(Your objective): Each line containing the word "screen" must be reported.

Records from a data collection:

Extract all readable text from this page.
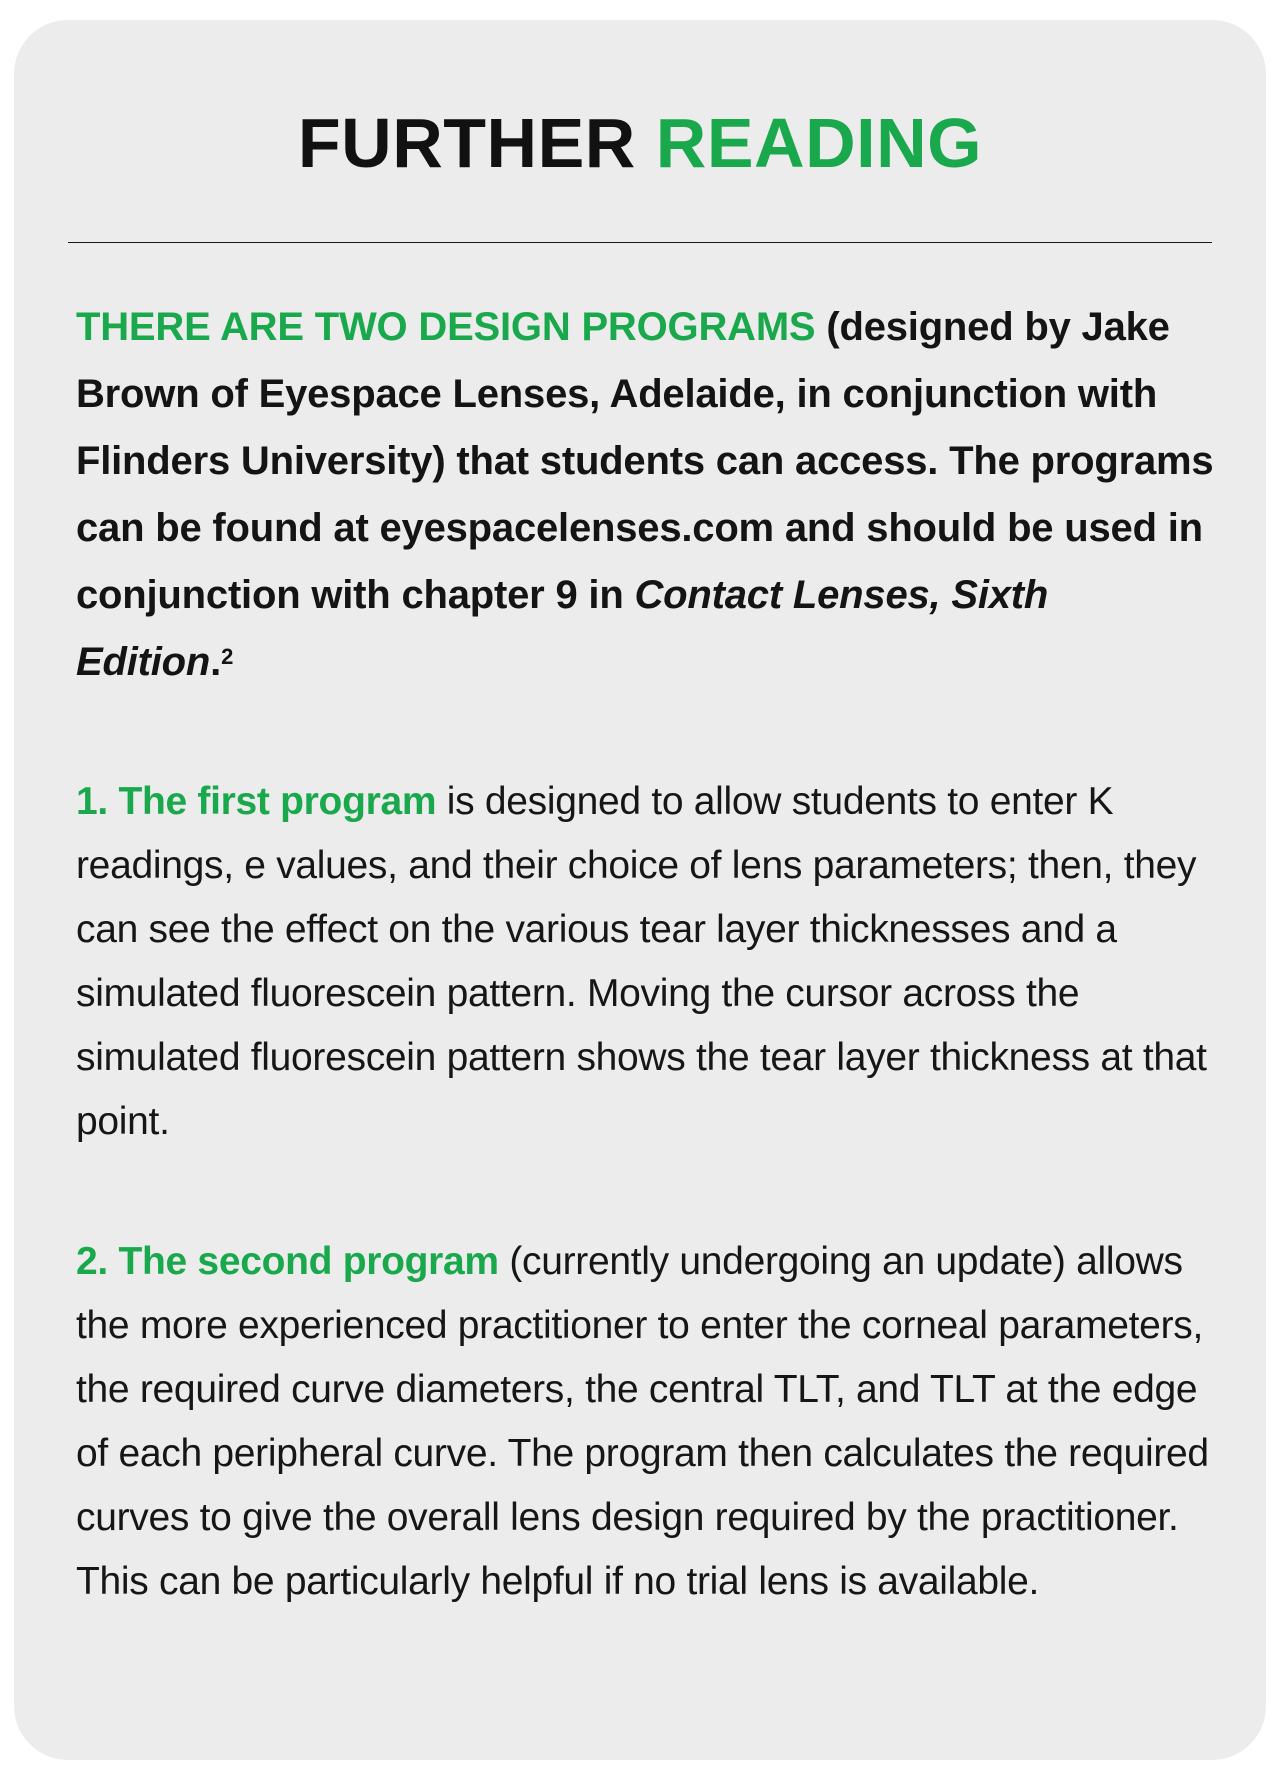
FURTHER READING

THERE ARE TWO DESIGN PROGRAMS (designed by Jake Brown of Eyespace Lenses, Adelaide, in conjunction with Flinders University) that students can access. The programs can be found at eyespacelenses.com and should be used in conjunction with chapter 9 in Contact Lenses, Sixth Edition.$^2$

1. The first program is designed to allow students to enter K readings, e values, and their choice of lens parameters; then, they can see the effect on the various tear layer thicknesses and a simulated fluorescein pattern. Moving the cursor across the simulated fluorescein pattern shows the tear layer thickness at that point.

2. The second program (currently undergoing an update) allows the more experienced practitioner to enter the corneal parameters, the required curve diameters, the central TLT, and TLT at the edge of each peripheral curve. The program then calculates the required curves to give the overall lens design required by the practitioner. This can be particularly helpful if no trial lens is available.
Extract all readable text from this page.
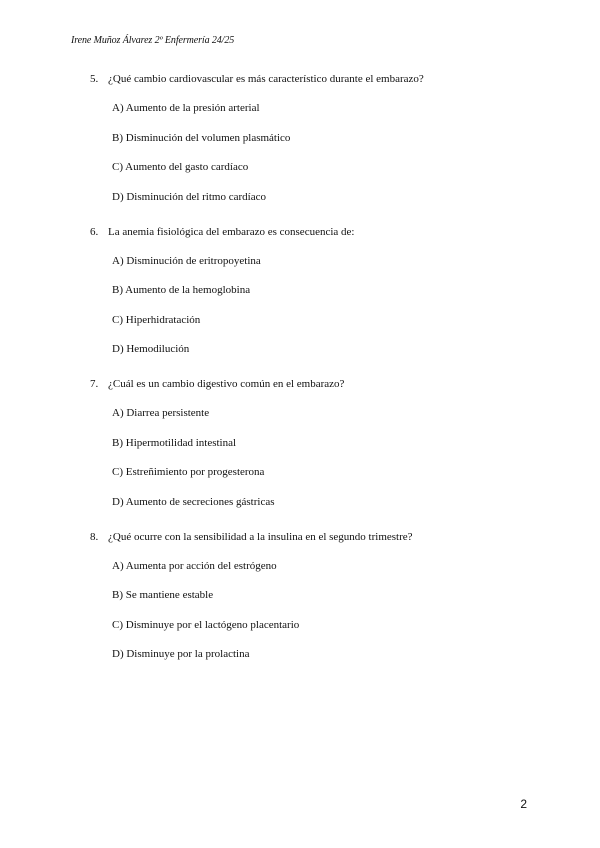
Irene Muñoz Álvarez 2º Enfermería 24/25
5. ¿Qué cambio cardiovascular es más característico durante el embarazo?
A) Aumento de la presión arterial
B) Disminución del volumen plasmático
C) Aumento del gasto cardíaco
D) Disminución del ritmo cardíaco
6. La anemia fisiológica del embarazo es consecuencia de:
A) Disminución de eritropoyetina
B) Aumento de la hemoglobina
C) Hiperhidratación
D) Hemodilución
7. ¿Cuál es un cambio digestivo común en el embarazo?
A) Diarrea persistente
B) Hipermotilidad intestinal
C) Estreñimiento por progesterona
D) Aumento de secreciones gástricas
8. ¿Qué ocurre con la sensibilidad a la insulina en el segundo trimestre?
A) Aumenta por acción del estrógeno
B) Se mantiene estable
C) Disminuye por el lactógeno placentario
D) Disminuye por la prolactina
2
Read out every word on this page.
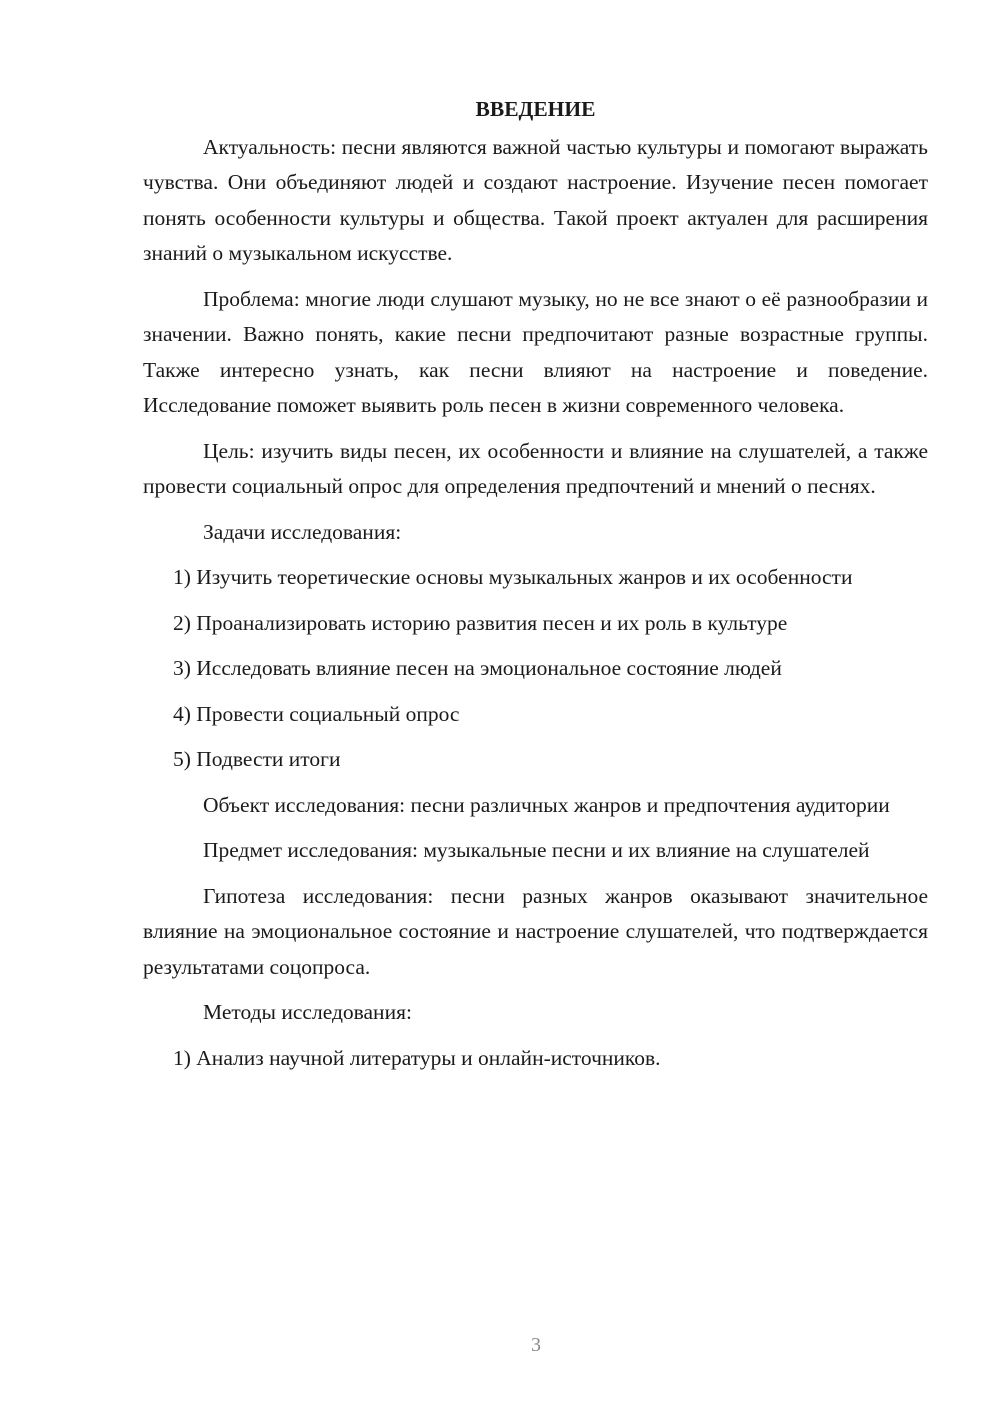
ВВЕДЕНИЕ

Актуальность: песни являются важной частью культуры и помогают выражать чувства. Они объединяют людей и создают настроение. Изучение песен помогает понять особенности культуры и общества. Такой проект актуален для расширения знаний о музыкальном искусстве.

Проблема: многие люди слушают музыку, но не все знают о её разнообразии и значении. Важно понять, какие песни предпочитают разные возрастные группы. Также интересно узнать, как песни влияют на настроение и поведение. Исследование поможет выявить роль песен в жизни современного человека.

Цель: изучить виды песен, их особенности и влияние на слушателей, а также провести социальный опрос для определения предпочтений и мнений о песнях.

Задачи исследования:

1) Изучить теоретические основы музыкальных жанров и их особенности

2) Проанализировать историю развития песен и их роль в культуре

3) Исследовать влияние песен на эмоциональное состояние людей

4) Провести социальный опрос

5) Подвести итоги

Объект исследования: песни различных жанров и предпочтения аудитории

Предмет исследования: музыкальные песни и их влияние на слушателей

Гипотеза исследования: песни разных жанров оказывают значительное влияние на эмоциональное состояние и настроение слушателей, что подтверждается результатами соцопроса.

Методы исследования:

1) Анализ научной литературы и онлайн-источников.

3
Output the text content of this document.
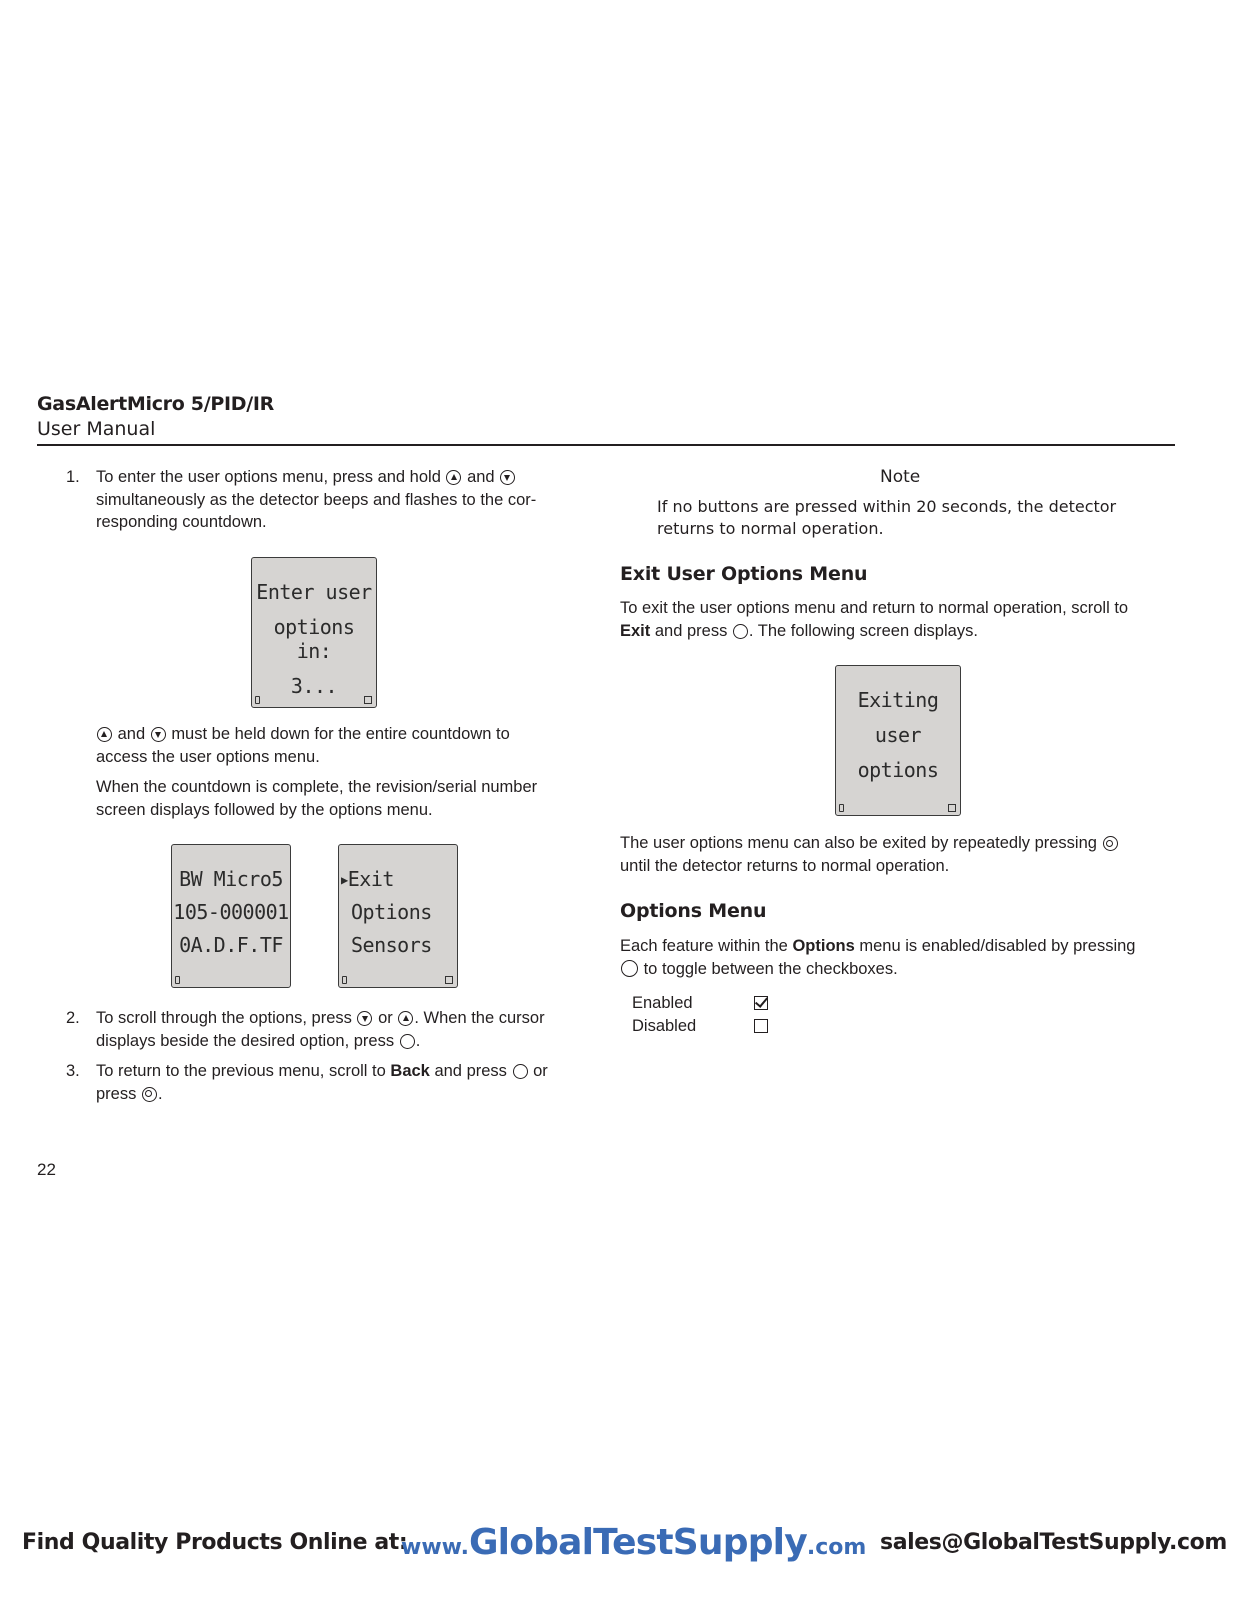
GasAlertMicro 5/PID/IR
User Manual
1. To enter the user options menu, press and hold and
simultaneously as the detector beeps and flashes to the cor-
responding countdown.
Enter user
options in:
3...
and must be held down for the entire countdown to
access the user options menu.
When the countdown is complete, the revision/serial number
screen displays followed by the options menu.
BW Micro5
105-000001
0A.D.F.TF
▶Exit
Options
Sensors
2. To scroll through the options, press or . When the cursor
displays beside the desired option, press .
3. To return to the previous menu, scroll to Back and press or
press .
22
Note
If no buttons are pressed within 20 seconds, the detector returns to normal operation.
Exit User Options Menu
To exit the user options menu and return to normal operation, scroll to
Exit and press . The following screen displays.
Exiting
user
options
The user options menu can also be exited by repeatedly pressing
until the detector returns to normal operation.
Options Menu
Each feature within the Options menu is enabled/disabled by pressing
to toggle between the checkboxes.
Enabled
Disabled
Find Quality Products Online at:
www.GlobalTestSupply.com sales@GlobalTestSupply.com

(Output):
screen displays followed by the options menu.
Exit and press . The following screen displays.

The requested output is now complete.